--- Required work ---
**1.** In the mailing list message about the WAL replay TODO item, how does Michael Paquier describe TODO items?
**2.** Reproduce the part of the mailing list message about the WAL replay TODO item starting with "On Tue, Feb 13, 2018 at 8:24" and going on through "mostly impossible projects.".
**3.** Proceed with the mailing list message about the WAL replay TODO item, picking up right after its last line.

***** Document section

Re: TODO item: WAL replay of CREATE TABLESPACE with differing directory structure

From: Patrick Krecker <pkrecker(at)gmail(dot)com>
To: Michael Paquier <michael(at)paquier(dot)xyz>
Cc: PostgreSQL Hackers <pgsql-hackers(at)lists(dot)postgresql(dot)org>
Subject: Re: TODO item: WAL replay of CREATE TABLESPACE with differing directory structure
Date: 2018-02-19 00:43:38
Message-ID: CACh_hd65-hn1DNqsOV-iqGvCgzZHfYY=fxo9bdLX2yQ-SPg55Q@mail.gmail.com
Views: Raw Message | Whole Thread | Download mbox | Resend email
Thread:
Lists: pgsql-hackers

On Tue, Feb 13, 2018 at 8:24 PM, Michael Paquier <michael(at)paquier(dot)xyz> wrote:
> On Tue, Feb 13, 2018 at 01:44:34PM -0800, Patrick Krecker wrote:
>> I am searching for a way to make a contribution to Postgres and I came
>> across this TODO item (I realize there has been some controversy
>> around the TODO list [1], and I hope that my use of it doesn't spark
>> another discussion about removing it altogether):
>
> Well, it will point out again that TODO items are hard, complicated and
> mostly impossible projects.
>
>> "Allow WAL replay of CREATE TABLESPACE to work when the directory
>> structure on the recovery computer is different from the original"

**********
***** Rows

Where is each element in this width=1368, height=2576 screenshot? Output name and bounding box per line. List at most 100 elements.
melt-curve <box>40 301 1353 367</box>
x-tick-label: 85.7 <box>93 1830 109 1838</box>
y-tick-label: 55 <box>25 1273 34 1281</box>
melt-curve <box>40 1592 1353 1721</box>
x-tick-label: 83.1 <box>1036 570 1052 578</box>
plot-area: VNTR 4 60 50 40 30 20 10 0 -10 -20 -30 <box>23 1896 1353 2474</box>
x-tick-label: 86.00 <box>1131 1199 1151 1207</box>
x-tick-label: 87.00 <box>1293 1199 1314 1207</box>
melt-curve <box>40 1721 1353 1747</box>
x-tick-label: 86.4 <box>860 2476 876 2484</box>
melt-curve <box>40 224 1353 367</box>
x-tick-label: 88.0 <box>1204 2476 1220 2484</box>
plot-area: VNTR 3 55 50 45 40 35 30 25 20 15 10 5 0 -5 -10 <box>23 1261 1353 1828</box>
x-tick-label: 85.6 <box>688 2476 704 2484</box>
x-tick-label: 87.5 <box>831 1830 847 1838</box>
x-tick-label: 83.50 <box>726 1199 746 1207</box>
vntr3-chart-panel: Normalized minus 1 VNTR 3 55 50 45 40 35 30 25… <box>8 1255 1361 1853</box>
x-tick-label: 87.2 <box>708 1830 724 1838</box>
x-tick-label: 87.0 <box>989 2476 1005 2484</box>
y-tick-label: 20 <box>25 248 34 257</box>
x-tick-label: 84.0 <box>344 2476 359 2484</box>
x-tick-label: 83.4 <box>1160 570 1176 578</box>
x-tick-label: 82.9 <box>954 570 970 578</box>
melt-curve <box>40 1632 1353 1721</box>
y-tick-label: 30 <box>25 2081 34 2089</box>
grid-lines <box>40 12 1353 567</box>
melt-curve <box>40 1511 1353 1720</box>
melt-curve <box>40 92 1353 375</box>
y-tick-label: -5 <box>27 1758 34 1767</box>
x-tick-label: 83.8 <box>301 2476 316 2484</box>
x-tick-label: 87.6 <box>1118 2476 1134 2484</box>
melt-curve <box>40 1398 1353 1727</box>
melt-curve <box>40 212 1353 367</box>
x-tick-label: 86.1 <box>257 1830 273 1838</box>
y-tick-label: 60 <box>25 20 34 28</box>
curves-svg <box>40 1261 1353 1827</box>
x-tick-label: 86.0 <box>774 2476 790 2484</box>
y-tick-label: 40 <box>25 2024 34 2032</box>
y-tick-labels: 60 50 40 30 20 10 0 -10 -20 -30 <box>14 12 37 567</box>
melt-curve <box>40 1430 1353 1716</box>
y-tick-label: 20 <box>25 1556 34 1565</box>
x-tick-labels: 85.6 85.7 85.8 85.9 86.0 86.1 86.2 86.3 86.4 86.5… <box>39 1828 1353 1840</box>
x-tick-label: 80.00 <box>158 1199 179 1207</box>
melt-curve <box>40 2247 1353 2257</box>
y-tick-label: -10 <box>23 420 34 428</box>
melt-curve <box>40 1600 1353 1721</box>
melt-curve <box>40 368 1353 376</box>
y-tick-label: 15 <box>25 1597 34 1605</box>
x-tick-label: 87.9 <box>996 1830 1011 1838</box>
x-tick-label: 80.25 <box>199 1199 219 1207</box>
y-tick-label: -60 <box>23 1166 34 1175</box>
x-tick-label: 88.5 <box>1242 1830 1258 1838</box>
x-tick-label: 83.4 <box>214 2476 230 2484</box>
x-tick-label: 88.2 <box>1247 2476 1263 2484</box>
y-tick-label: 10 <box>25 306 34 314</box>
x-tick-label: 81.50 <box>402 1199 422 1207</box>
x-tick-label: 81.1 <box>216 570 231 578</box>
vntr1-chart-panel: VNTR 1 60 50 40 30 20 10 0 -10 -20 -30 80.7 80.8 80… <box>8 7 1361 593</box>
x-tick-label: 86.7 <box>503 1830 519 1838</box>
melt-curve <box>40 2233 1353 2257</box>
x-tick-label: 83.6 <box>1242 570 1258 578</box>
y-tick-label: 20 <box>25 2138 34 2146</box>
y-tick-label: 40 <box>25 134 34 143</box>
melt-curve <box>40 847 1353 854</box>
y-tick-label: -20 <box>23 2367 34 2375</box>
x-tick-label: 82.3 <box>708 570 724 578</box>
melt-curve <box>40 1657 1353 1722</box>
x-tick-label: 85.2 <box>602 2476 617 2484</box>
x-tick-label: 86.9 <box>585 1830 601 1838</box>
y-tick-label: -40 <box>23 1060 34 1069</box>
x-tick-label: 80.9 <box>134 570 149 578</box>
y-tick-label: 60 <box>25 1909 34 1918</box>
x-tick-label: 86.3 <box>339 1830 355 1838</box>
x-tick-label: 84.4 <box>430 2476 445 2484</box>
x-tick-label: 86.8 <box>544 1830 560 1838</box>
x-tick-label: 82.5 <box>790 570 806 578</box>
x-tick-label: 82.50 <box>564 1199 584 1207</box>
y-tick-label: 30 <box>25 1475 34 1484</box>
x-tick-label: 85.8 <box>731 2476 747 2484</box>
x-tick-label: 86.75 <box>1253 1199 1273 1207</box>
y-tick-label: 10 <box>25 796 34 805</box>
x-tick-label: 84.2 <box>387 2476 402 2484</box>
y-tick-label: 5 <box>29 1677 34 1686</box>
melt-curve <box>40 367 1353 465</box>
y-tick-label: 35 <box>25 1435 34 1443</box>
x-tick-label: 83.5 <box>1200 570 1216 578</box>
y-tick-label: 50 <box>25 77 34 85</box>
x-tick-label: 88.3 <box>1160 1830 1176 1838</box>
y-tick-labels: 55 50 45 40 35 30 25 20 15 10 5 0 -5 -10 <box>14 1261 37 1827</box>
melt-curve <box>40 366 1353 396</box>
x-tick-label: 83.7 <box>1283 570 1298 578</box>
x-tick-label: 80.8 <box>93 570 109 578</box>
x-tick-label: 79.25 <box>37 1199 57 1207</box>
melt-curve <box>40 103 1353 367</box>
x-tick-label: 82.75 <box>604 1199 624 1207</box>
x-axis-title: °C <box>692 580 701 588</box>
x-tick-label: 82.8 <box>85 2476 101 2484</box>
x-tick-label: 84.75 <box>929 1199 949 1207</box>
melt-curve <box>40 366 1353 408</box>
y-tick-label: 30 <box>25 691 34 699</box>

**********

--- Response list ---
**1.** As hard, complicated and mostly impossible projects.

**2.**
On Tue, Feb 13, 2018 at 8:24 PM, Michael Paquier <michael(at)paquier(dot)xyz> wrote:
> On Tue, Feb 13, 2018 at 01:44:34PM -0800, Patrick Krecker wrote:
>> I am searching for a way to make a contribution to Postgres and I came
>> across this TODO item (I realize there has been some controversy
>> around the TODO list [1], and I hope that my use of it doesn't spark
>> another discussion about removing it altogether):
>
> Well, it will point out again that TODO items are hard, complicated and
> mostly impossible projects.

**3.**
>>
>> Currently it looks like tablespaces have to live inside the data
>> directory on the replica, notwithstanding administrator intervention
>> by manipulating the tablespace directory with symlinks after (or even
>> before?) it has been created via replay.
>
> Let's be clear here. There is no hard restriction with tablespace paths
> within the data directory, though you should not do that, and you get a
> nice warning when trying to do so with CREATE TABLESPACE (see 33cb8ff6).
> This also causes pg_basebackup to fail. It is also bad design to create
> tablespaces within the data directory as those are aimed at making hot
> paths work on different partitions with different I/O properties.

Sorry, my language was imprecise here. What I meant is that the
pg_tablespace directory contains no symlinks when a tablespace
creation is streamed to a replica, i.e. the data files reside within
pg_tablespace on the replica.

>> Is the idea behind this task to allow the master to instruct the
>> replica where to put the tablespace on its filesystem, so as to allow
>> it to live outside of the data directory without direct manipulation
>> of the filesystem?
>
> WAL records associated to CREATE TABLESPACE (xl_tblspc_create_rec)
> register the location where a tablespace is located. The location of a
> tablespace is not saved in the system catalogs, which offers flexibility
> in the way the symlink from pg_tblspc can be handled. This is where the
> tablespace path remapping of pg_basebackup becomes handy, because you
> can repurpose paths easily when taking a base backup, but this forces
> you to create tablespaces first, and then create standbys. We have also
> a set of existing problems:
> 1) If a primary and its standby are on the same server and you issue a
> CREATE TABLESPACE, then they would try to write to the same paths.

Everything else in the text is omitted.